_Exercise brief_: Search the material for "part" and show all lines that contain it.

_Extracted entries_:
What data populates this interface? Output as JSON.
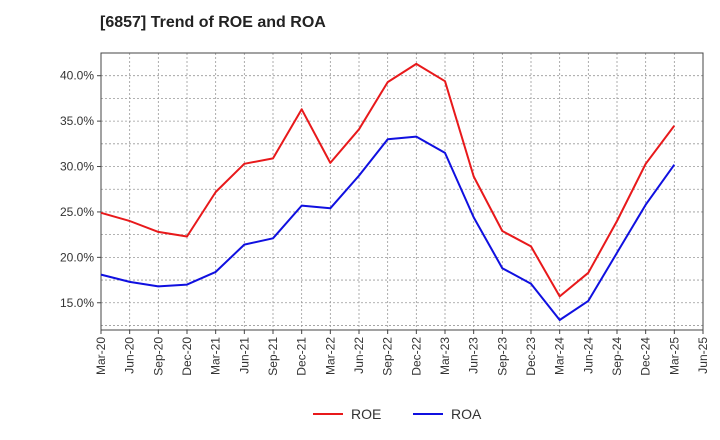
{
  "chart_data": {
    "type": "line",
    "title": "[6857]  Trend of ROE and ROA",
    "xlabel": "",
    "ylabel": "",
    "x": [
      "Mar-20",
      "Jun-20",
      "Sep-20",
      "Dec-20",
      "Mar-21",
      "Jun-21",
      "Sep-21",
      "Dec-21",
      "Mar-22",
      "Jun-22",
      "Sep-22",
      "Dec-22",
      "Mar-23",
      "Jun-23",
      "Sep-23",
      "Dec-23",
      "Mar-24",
      "Jun-24",
      "Sep-24",
      "Dec-24",
      "Mar-25",
      "Jun-25"
    ],
    "ylim": [
      12.0,
      42.5
    ],
    "yticks": [
      15,
      20,
      25,
      30,
      35,
      40
    ],
    "ytick_labels": [
      "15.0%",
      "20.0%",
      "25.0%",
      "30.0%",
      "35.0%",
      "40.0%"
    ],
    "grid": true,
    "legend": "bottom-center",
    "series": [
      {
        "name": "ROE",
        "color": "#e8191b",
        "values": [
          24.9,
          24.0,
          22.8,
          22.3,
          27.2,
          30.3,
          30.9,
          36.3,
          30.4,
          34.1,
          39.3,
          41.3,
          39.4,
          28.9,
          22.9,
          21.2,
          15.7,
          18.3,
          24.0,
          30.3,
          34.5,
          null
        ]
      },
      {
        "name": "ROA",
        "color": "#1010e0",
        "values": [
          18.1,
          17.3,
          16.8,
          17.0,
          18.4,
          21.4,
          22.1,
          25.7,
          25.4,
          29.0,
          33.0,
          33.3,
          31.5,
          24.4,
          18.8,
          17.1,
          13.1,
          15.2,
          20.5,
          25.8,
          30.2,
          null
        ]
      }
    ]
  }
}
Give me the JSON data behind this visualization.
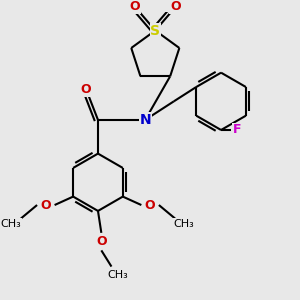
{
  "bg_color": "#e8e8e8",
  "line_color": "#000000",
  "bond_width": 1.5,
  "N_color": "#0000cc",
  "O_color": "#cc0000",
  "S_color": "#cccc00",
  "F_color": "#cc00cc",
  "figsize": [
    3.0,
    3.0
  ],
  "dpi": 100,
  "xlim": [
    -2.5,
    5.5
  ],
  "ylim": [
    -4.0,
    4.5
  ]
}
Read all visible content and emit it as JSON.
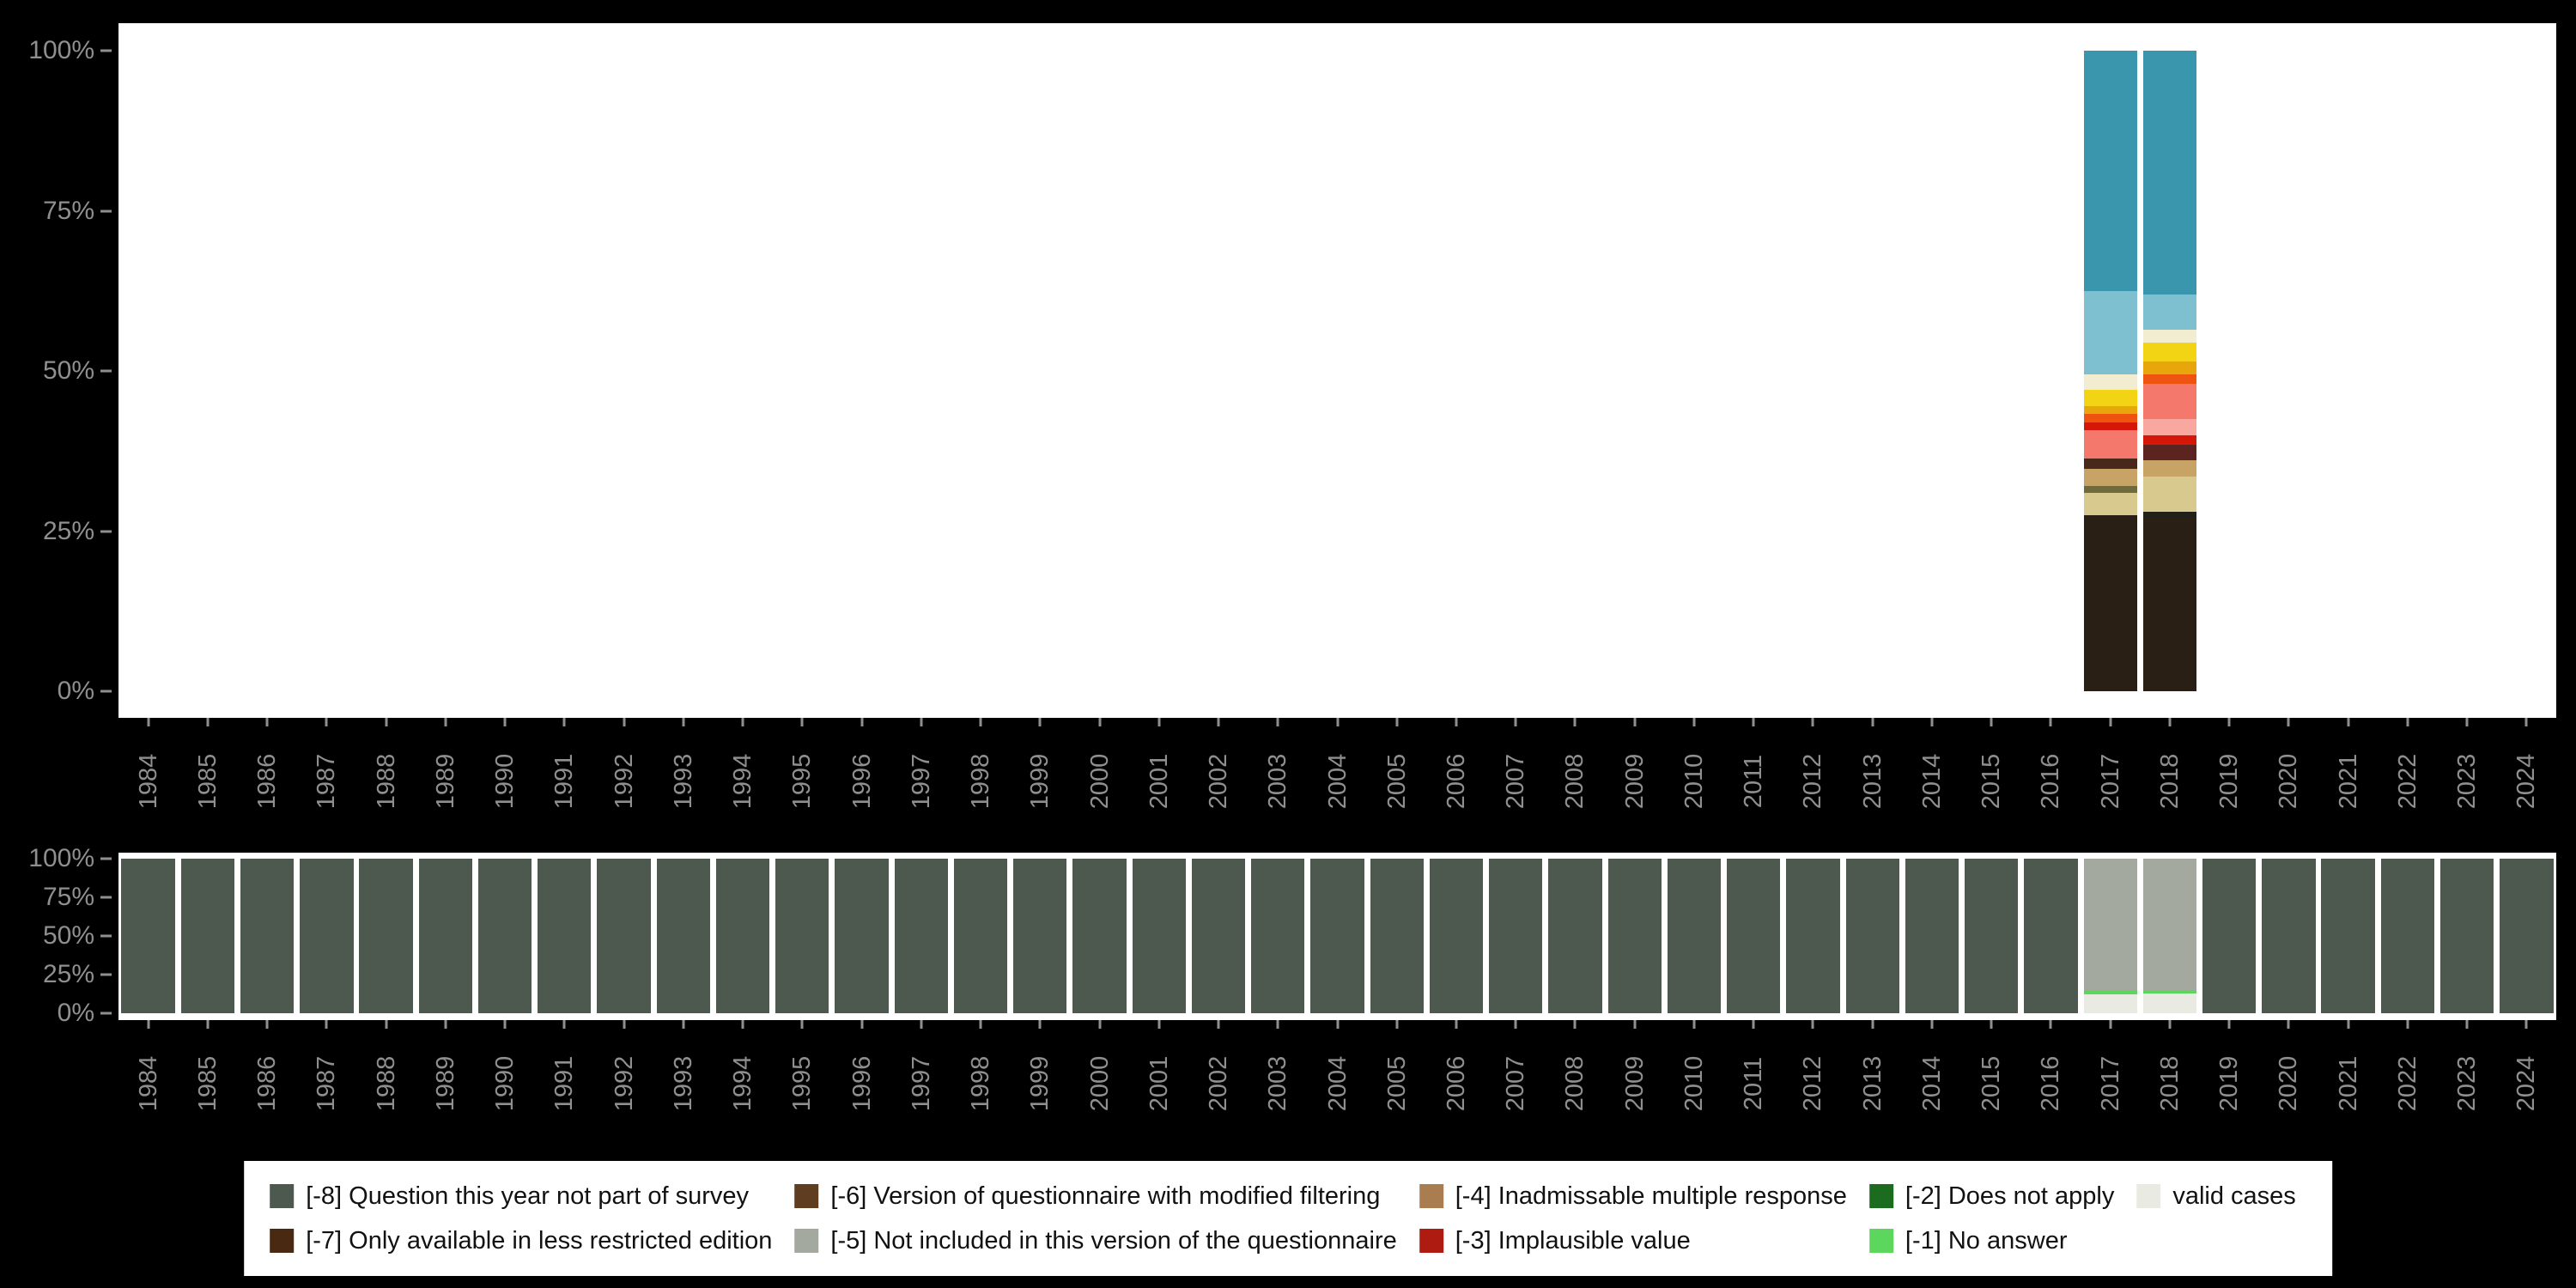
{
  "colors": {
    "background": "#000000",
    "plot_background": "#ffffff",
    "axis_text": "#8f8f8f",
    "legend_background": "#ffffff",
    "legend_text": "#111111"
  },
  "years": [
    "1984",
    "1985",
    "1986",
    "1987",
    "1988",
    "1989",
    "1990",
    "1991",
    "1992",
    "1993",
    "1994",
    "1995",
    "1996",
    "1997",
    "1998",
    "1999",
    "2000",
    "2001",
    "2002",
    "2003",
    "2004",
    "2005",
    "2006",
    "2007",
    "2008",
    "2009",
    "2010",
    "2011",
    "2012",
    "2013",
    "2014",
    "2015",
    "2016",
    "2017",
    "2018",
    "2019",
    "2020",
    "2021",
    "2022",
    "2023",
    "2024"
  ],
  "legend": {
    "items": [
      {
        "label": "[-8] Question this year not part of survey",
        "color": "#4d584e"
      },
      {
        "label": "[-6] Version of questionnaire with modified filtering",
        "color": "#5f3d20"
      },
      {
        "label": "[-4] Inadmissable multiple response",
        "color": "#aa7d50"
      },
      {
        "label": "[-2] Does not apply",
        "color": "#1d6b1f"
      },
      {
        "label": "valid cases",
        "color": "#e9ebe3"
      },
      {
        "label": "[-7] Only available in less restricted edition",
        "color": "#4a2912"
      },
      {
        "label": "[-5] Not included in this version of the questionnaire",
        "color": "#a3a99f"
      },
      {
        "label": "[-3] Implausible value",
        "color": "#ae1c11"
      },
      {
        "label": "[-1] No answer",
        "color": "#5cd65c"
      }
    ]
  },
  "chart_data": [
    {
      "type": "bar",
      "stacked": true,
      "name": "category-distribution-by-year",
      "title": "",
      "xlabel": "",
      "ylabel": "",
      "ylim": [
        0,
        100
      ],
      "y_ticks": [
        "100%",
        "75%",
        "50%",
        "25%",
        "0%"
      ],
      "categories": [
        "1984",
        "1985",
        "1986",
        "1987",
        "1988",
        "1989",
        "1990",
        "1991",
        "1992",
        "1993",
        "1994",
        "1995",
        "1996",
        "1997",
        "1998",
        "1999",
        "2000",
        "2001",
        "2002",
        "2003",
        "2004",
        "2005",
        "2006",
        "2007",
        "2008",
        "2009",
        "2010",
        "2011",
        "2012",
        "2013",
        "2014",
        "2015",
        "2016",
        "2017",
        "2018",
        "2019",
        "2020",
        "2021",
        "2022",
        "2023",
        "2024"
      ],
      "default_bar": null,
      "bars": {
        "2017": [
          {
            "color": "#2a1f15",
            "value": 27.5
          },
          {
            "color": "#d8c98f",
            "value": 3.5
          },
          {
            "color": "#6e6a3c",
            "value": 1.0
          },
          {
            "color": "#c7a365",
            "value": 2.7
          },
          {
            "color": "#47281a",
            "value": 1.6
          },
          {
            "color": "#f4786c",
            "value": 4.5
          },
          {
            "color": "#d41708",
            "value": 1.2
          },
          {
            "color": "#ee5310",
            "value": 1.3
          },
          {
            "color": "#e8a60c",
            "value": 1.2
          },
          {
            "color": "#f2d414",
            "value": 2.5
          },
          {
            "color": "#f2ecd0",
            "value": 2.5
          },
          {
            "color": "#7fc0d0",
            "value": 13.0
          },
          {
            "color": "#3a96ac",
            "value": 37.5
          }
        ],
        "2018": [
          {
            "color": "#2a1f15",
            "value": 27.0
          },
          {
            "color": "#23201a",
            "value": 1.0
          },
          {
            "color": "#d8c98f",
            "value": 5.5
          },
          {
            "color": "#c7a365",
            "value": 2.5
          },
          {
            "color": "#5c2420",
            "value": 2.5
          },
          {
            "color": "#d41708",
            "value": 1.5
          },
          {
            "color": "#f9a8a0",
            "value": 2.5
          },
          {
            "color": "#f4786c",
            "value": 5.5
          },
          {
            "color": "#ee5310",
            "value": 1.5
          },
          {
            "color": "#e8a60c",
            "value": 2.0
          },
          {
            "color": "#f2d414",
            "value": 3.0
          },
          {
            "color": "#f2ecd0",
            "value": 2.0
          },
          {
            "color": "#7fc0d0",
            "value": 5.5
          },
          {
            "color": "#3a96ac",
            "value": 38.0
          }
        ]
      }
    },
    {
      "type": "bar",
      "stacked": true,
      "name": "missing-values-by-year",
      "title": "",
      "xlabel": "",
      "ylabel": "",
      "ylim": [
        0,
        100
      ],
      "y_ticks": [
        "100%",
        "75%",
        "50%",
        "25%",
        "0%"
      ],
      "categories": [
        "1984",
        "1985",
        "1986",
        "1987",
        "1988",
        "1989",
        "1990",
        "1991",
        "1992",
        "1993",
        "1994",
        "1995",
        "1996",
        "1997",
        "1998",
        "1999",
        "2000",
        "2001",
        "2002",
        "2003",
        "2004",
        "2005",
        "2006",
        "2007",
        "2008",
        "2009",
        "2010",
        "2011",
        "2012",
        "2013",
        "2014",
        "2015",
        "2016",
        "2017",
        "2018",
        "2019",
        "2020",
        "2021",
        "2022",
        "2023",
        "2024"
      ],
      "default_bar": [
        {
          "label": "[-8] Question this year not part of survey",
          "color": "#4d584e",
          "value": 100
        }
      ],
      "bars": {
        "2017": [
          {
            "label": "valid cases",
            "color": "#e9ebe3",
            "value": 12
          },
          {
            "label": "[-1] No answer",
            "color": "#5cd65c",
            "value": 3
          },
          {
            "label": "[-5] Not included in this version of the questionnaire",
            "color": "#a3a99f",
            "value": 85
          }
        ],
        "2018": [
          {
            "label": "valid cases",
            "color": "#e9ebe3",
            "value": 13
          },
          {
            "label": "[-1] No answer",
            "color": "#5cd65c",
            "value": 2
          },
          {
            "label": "[-5] Not included in this version of the questionnaire",
            "color": "#a3a99f",
            "value": 85
          }
        ]
      }
    }
  ]
}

_Task output_:
        "label": "[-8] Question this year not part of survey",
          "label": "[-8] Question this year not part of survey",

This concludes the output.